### Exercise
Across the records below, how many lines include the string "flow"? State the number and nothing more.

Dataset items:
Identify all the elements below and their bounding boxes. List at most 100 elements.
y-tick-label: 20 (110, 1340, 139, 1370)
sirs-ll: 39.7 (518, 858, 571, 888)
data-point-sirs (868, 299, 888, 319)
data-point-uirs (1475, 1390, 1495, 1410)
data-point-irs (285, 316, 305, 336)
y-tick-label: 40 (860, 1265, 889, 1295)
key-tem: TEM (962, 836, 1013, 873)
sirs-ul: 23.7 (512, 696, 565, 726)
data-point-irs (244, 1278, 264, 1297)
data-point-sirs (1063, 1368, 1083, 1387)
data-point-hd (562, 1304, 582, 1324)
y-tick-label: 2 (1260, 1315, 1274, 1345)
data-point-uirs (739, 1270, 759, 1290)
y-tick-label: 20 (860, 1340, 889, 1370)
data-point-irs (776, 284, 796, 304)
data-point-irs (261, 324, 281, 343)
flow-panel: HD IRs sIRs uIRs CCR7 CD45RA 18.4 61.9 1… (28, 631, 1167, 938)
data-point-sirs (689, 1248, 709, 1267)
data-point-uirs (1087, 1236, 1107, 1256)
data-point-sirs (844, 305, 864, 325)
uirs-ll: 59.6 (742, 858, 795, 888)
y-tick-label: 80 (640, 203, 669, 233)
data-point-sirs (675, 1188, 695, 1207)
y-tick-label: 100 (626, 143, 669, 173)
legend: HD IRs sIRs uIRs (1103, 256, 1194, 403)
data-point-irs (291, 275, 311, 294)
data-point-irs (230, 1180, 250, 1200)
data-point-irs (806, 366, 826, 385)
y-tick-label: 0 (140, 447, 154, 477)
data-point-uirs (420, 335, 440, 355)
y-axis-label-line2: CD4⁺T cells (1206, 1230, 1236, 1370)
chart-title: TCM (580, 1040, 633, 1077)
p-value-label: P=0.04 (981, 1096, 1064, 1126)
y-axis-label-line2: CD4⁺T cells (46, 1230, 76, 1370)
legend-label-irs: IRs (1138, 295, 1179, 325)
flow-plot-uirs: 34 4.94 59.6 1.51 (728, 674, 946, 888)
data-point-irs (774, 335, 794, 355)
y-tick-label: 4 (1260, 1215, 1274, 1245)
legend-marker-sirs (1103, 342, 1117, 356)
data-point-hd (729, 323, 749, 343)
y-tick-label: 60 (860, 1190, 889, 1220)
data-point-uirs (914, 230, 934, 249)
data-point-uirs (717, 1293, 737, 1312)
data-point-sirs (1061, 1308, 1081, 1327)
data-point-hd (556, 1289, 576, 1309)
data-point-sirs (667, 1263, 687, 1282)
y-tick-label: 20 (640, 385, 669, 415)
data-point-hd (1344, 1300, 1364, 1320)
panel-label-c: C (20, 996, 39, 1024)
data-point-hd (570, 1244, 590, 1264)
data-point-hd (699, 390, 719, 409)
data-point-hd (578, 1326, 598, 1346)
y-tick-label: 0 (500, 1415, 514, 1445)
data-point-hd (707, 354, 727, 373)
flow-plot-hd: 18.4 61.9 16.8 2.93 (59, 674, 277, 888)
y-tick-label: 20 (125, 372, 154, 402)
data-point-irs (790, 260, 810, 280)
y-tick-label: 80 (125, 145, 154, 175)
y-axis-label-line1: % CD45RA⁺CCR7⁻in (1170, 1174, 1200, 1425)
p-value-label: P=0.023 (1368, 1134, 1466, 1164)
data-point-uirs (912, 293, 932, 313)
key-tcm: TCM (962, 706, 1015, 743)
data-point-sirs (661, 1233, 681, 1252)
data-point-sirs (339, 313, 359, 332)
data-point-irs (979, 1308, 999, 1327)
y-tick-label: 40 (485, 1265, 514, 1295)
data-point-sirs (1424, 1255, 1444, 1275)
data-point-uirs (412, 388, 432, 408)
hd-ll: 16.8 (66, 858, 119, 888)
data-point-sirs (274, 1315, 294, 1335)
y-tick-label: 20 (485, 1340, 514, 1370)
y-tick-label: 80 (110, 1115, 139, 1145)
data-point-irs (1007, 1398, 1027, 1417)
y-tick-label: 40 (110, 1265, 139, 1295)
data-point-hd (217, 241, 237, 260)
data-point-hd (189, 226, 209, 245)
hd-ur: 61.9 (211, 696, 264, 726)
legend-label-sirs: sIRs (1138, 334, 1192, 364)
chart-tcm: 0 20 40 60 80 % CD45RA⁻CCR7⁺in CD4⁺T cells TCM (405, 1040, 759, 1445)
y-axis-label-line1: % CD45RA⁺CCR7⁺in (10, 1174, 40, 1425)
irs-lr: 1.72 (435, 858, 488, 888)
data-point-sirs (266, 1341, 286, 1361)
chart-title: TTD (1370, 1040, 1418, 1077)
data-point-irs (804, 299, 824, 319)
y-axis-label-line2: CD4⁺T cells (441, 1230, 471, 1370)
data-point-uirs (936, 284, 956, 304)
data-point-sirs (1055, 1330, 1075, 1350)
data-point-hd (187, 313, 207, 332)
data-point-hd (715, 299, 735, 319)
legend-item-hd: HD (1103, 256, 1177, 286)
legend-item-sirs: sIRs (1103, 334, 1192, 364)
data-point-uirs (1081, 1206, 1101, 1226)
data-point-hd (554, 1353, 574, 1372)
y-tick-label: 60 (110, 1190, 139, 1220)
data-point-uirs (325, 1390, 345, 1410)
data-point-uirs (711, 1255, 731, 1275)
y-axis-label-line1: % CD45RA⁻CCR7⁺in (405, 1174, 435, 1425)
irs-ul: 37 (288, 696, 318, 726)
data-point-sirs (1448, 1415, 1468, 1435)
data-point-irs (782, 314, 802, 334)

### Solved exercise
3